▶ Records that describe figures
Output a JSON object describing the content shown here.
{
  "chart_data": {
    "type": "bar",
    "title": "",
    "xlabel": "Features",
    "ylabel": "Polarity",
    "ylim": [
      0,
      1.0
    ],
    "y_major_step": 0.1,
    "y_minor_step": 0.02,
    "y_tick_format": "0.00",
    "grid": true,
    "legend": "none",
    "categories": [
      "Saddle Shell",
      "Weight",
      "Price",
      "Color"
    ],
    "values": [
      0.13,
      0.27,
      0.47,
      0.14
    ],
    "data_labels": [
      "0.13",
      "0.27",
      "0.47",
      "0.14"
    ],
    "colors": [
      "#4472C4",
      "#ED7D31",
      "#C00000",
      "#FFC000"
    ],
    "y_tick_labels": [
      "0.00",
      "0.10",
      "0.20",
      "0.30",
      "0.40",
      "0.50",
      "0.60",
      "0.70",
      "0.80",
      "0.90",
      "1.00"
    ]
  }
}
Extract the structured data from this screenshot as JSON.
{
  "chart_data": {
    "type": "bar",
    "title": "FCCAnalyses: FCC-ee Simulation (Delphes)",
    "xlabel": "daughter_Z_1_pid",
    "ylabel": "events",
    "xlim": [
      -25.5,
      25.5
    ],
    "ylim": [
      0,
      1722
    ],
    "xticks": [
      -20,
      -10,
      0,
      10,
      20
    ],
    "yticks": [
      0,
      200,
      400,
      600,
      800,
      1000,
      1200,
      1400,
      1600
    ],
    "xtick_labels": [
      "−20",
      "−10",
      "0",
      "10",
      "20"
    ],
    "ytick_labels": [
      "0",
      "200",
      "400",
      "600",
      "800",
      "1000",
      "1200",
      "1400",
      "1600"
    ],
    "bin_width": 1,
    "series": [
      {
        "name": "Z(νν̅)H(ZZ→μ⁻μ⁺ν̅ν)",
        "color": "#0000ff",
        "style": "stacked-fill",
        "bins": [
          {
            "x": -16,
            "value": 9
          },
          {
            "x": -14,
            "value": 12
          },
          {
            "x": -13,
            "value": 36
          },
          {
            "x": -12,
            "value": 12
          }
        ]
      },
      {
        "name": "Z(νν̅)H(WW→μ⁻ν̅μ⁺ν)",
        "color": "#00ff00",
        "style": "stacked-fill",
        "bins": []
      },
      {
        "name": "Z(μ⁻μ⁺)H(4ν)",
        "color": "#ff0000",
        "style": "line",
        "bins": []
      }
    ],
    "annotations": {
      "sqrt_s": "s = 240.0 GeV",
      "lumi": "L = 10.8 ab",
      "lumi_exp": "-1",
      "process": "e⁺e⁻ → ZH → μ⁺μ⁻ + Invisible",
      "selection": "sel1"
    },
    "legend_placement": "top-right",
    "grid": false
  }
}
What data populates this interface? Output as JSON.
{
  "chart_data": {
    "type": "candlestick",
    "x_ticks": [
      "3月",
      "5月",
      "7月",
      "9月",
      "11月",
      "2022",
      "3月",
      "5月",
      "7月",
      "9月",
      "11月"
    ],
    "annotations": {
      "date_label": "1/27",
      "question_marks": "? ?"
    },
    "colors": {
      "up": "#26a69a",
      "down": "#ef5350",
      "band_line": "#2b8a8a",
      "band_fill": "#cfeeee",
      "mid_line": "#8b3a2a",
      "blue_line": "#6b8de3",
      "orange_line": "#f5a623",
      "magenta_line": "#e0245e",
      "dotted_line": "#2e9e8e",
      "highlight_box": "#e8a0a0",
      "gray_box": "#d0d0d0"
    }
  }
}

▶ GIVEN REQUEST
Your task is to output the full set of records exactly as presented.

▶ EXPECTED ANSWER
Output a JSON object describing the content shown here.
{
  "chart_data": {
    "type": "bar",
    "title": "",
    "xlabel": "Features",
    "ylabel": "Polarity",
    "ylim": [
      0,
      1.0
    ],
    "y_major_step": 0.1,
    "y_minor_step": 0.02,
    "y_tick_format": "0.00",
    "grid": true,
    "legend": "none",
    "categories": [
      "Saddle Shell",
      "Weight",
      "Price",
      "Color"
    ],
    "values": [
      0.13,
      0.27,
      0.47,
      0.14
    ],
    "data_labels": [
      "0.13",
      "0.27",
      "0.47",
      "0.14"
    ],
    "colors": [
      "#4472C4",
      "#ED7D31",
      "#C00000",
      "#FFC000"
    ],
    "y_tick_labels": [
      "0.00",
      "0.10",
      "0.20",
      "0.30",
      "0.40",
      "0.50",
      "0.60",
      "0.70",
      "0.80",
      "0.90",
      "1.00"
    ]
  }
}
Extract the structured data from this screenshot as JSON.
{
  "chart_data": {
    "type": "bar",
    "title": "FCCAnalyses: FCC-ee Simulation (Delphes)",
    "xlabel": "daughter_Z_1_pid",
    "ylabel": "events",
    "xlim": [
      -25.5,
      25.5
    ],
    "ylim": [
      0,
      1722
    ],
    "xticks": [
      -20,
      -10,
      0,
      10,
      20
    ],
    "yticks": [
      0,
      200,
      400,
      600,
      800,
      1000,
      1200,
      1400,
      1600
    ],
    "xtick_labels": [
      "−20",
      "−10",
      "0",
      "10",
      "20"
    ],
    "ytick_labels": [
      "0",
      "200",
      "400",
      "600",
      "800",
      "1000",
      "1200",
      "1400",
      "1600"
    ],
    "bin_width": 1,
    "series": [
      {
        "name": "Z(νν̅)H(ZZ→μ⁻μ⁺ν̅ν)",
        "color": "#0000ff",
        "style": "stacked-fill",
        "bins": [
          {
            "x": -16,
            "value": 9
          },
          {
            "x": -14,
            "value": 12
          },
          {
            "x": -13,
            "value": 36
          },
          {
            "x": -12,
            "value": 12
          }
        ]
      },
      {
        "name": "Z(νν̅)H(WW→μ⁻ν̅μ⁺ν)",
        "color": "#00ff00",
        "style": "stacked-fill",
        "bins": []
      },
      {
        "name": "Z(μ⁻μ⁺)H(4ν)",
        "color": "#ff0000",
        "style": "line",
        "bins": []
      }
    ],
    "annotations": {
      "sqrt_s": "s = 240.0 GeV",
      "lumi": "L = 10.8 ab",
      "lumi_exp": "-1",
      "process": "e⁺e⁻ → ZH → μ⁺μ⁻ + Invisible",
      "selection": "sel1"
    },
    "legend_placement": "top-right",
    "grid": false
  }
}
What data populates this interface? Output as JSON.
{
  "chart_data": {
    "type": "candlestick",
    "x_ticks": [
      "3月",
      "5月",
      "7月",
      "9月",
      "11月",
      "2022",
      "3月",
      "5月",
      "7月",
      "9月",
      "11月"
    ],
    "annotations": {
      "date_label": "1/27",
      "question_marks": "? ?"
    },
    "colors": {
      "up": "#26a69a",
      "down": "#ef5350",
      "band_line": "#2b8a8a",
      "band_fill": "#cfeeee",
      "mid_line": "#8b3a2a",
      "blue_line": "#6b8de3",
      "orange_line": "#f5a623",
      "magenta_line": "#e0245e",
      "dotted_line": "#2e9e8e",
      "highlight_box": "#e8a0a0",
      "gray_box": "#d0d0d0"
    }
  }
}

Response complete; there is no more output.